▶ [Your instructions] Could you extract every entry below and reproduce it exactly?

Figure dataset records
▽

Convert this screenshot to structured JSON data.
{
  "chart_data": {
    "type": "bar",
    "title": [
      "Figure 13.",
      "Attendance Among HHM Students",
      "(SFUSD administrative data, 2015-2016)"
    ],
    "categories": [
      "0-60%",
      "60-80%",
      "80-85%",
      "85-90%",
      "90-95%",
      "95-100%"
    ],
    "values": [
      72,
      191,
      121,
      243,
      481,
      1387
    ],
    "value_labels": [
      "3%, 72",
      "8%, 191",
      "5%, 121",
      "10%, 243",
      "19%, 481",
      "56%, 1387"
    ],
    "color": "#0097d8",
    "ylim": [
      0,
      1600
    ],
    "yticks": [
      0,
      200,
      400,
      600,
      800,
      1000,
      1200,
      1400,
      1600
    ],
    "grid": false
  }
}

△

▶ [Reply]
Convert this screenshot to structured JSON data.
{
  "chart_data": {
    "type": "bar",
    "title": [
      "Figure 13.",
      "Attendance Among HHM Students",
      "(SFUSD administrative data, 2015-2016)"
    ],
    "categories": [
      "0-60%",
      "60-80%",
      "80-85%",
      "85-90%",
      "90-95%",
      "95-100%"
    ],
    "values": [
      72,
      191,
      121,
      243,
      481,
      1387
    ],
    "value_labels": [
      "3%, 72",
      "8%, 191",
      "5%, 121",
      "10%, 243",
      "19%, 481",
      "56%, 1387"
    ],
    "color": "#0097d8",
    "ylim": [
      0,
      1600
    ],
    "yticks": [
      0,
      200,
      400,
      600,
      800,
      1000,
      1200,
      1400,
      1600
    ],
    "grid": false
  }
}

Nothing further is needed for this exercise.